## Data supplied
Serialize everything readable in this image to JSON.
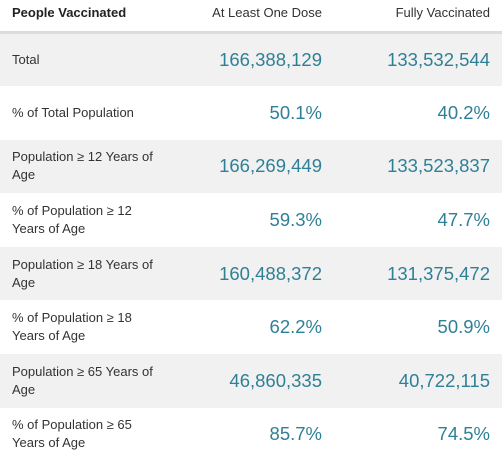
{
  "table": {
    "headers": {
      "label": "People Vaccinated",
      "at_least_one": "At Least One Dose",
      "fully": "Fully Vaccinated"
    },
    "rows": [
      {
        "label": "Total",
        "at_least_one": "166,388,129",
        "fully": "133,532,544"
      },
      {
        "label": "% of Total Population",
        "at_least_one": "50.1%",
        "fully": "40.2%"
      },
      {
        "label": "Population ≥ 12 Years of Age",
        "at_least_one": "166,269,449",
        "fully": "133,523,837"
      },
      {
        "label": "% of Population ≥ 12 Years of Age",
        "at_least_one": "59.3%",
        "fully": "47.7%"
      },
      {
        "label": "Population ≥ 18 Years of Age",
        "at_least_one": "160,488,372",
        "fully": "131,375,472"
      },
      {
        "label": "% of Population ≥ 18 Years of Age",
        "at_least_one": "62.2%",
        "fully": "50.9%"
      },
      {
        "label": "Population ≥ 65 Years of Age",
        "at_least_one": "46,860,335",
        "fully": "40,722,115"
      },
      {
        "label": "% of Population ≥ 65 Years of Age",
        "at_least_one": "85.7%",
        "fully": "74.5%"
      }
    ]
  },
  "colors": {
    "value_text": "#2f8096",
    "stripe": "#f1f1f1"
  }
}
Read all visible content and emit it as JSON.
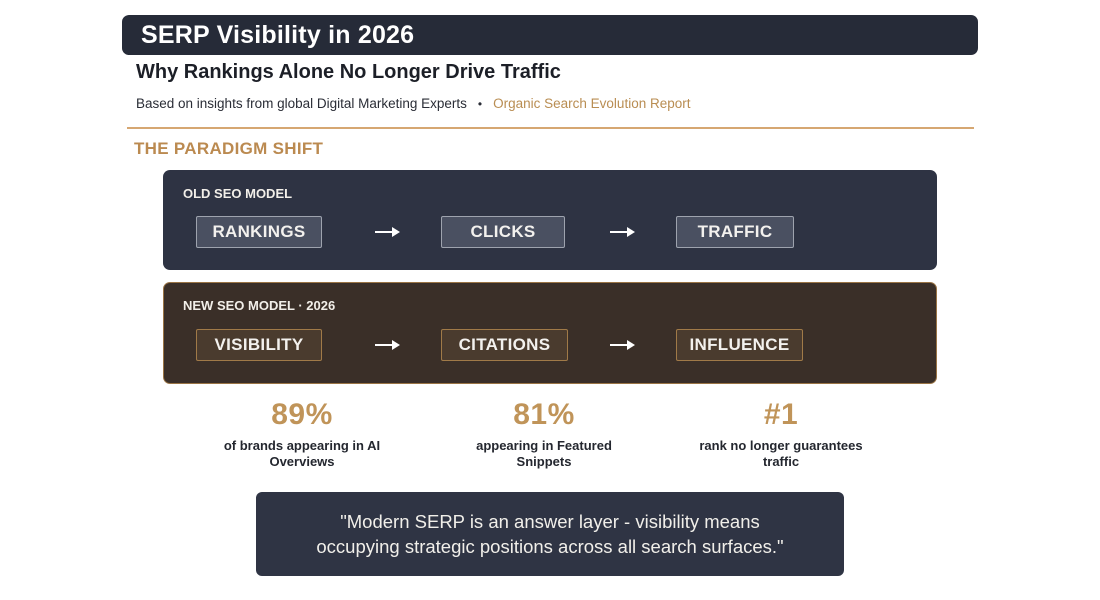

## What is being asked
Copy each line from the data above that includes "Vaccinated".

## Solution for this task
      "label": "People Vaccinated",
      "fully": "Fully Vaccinated"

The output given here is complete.